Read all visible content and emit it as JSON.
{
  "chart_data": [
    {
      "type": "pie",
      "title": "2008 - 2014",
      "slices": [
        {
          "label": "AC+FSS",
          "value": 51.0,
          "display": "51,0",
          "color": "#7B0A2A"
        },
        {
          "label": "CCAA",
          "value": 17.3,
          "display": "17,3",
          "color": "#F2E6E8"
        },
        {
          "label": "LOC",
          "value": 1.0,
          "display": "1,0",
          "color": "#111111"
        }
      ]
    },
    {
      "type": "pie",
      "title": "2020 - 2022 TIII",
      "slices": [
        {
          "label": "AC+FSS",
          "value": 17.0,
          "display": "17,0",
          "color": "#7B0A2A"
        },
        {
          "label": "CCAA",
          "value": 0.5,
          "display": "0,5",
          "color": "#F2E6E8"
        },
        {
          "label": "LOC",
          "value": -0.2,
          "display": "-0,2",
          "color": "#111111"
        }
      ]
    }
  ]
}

_____

*Task to carry out:* Copy out every line of the material above that mentions the word "display".

*Result for this exercise:*
          "display": "51,0",
          "display": "17,3",
          "display": "1,0",
          "display": "17,0",
          "display": "0,5",
          "display": "-0,2",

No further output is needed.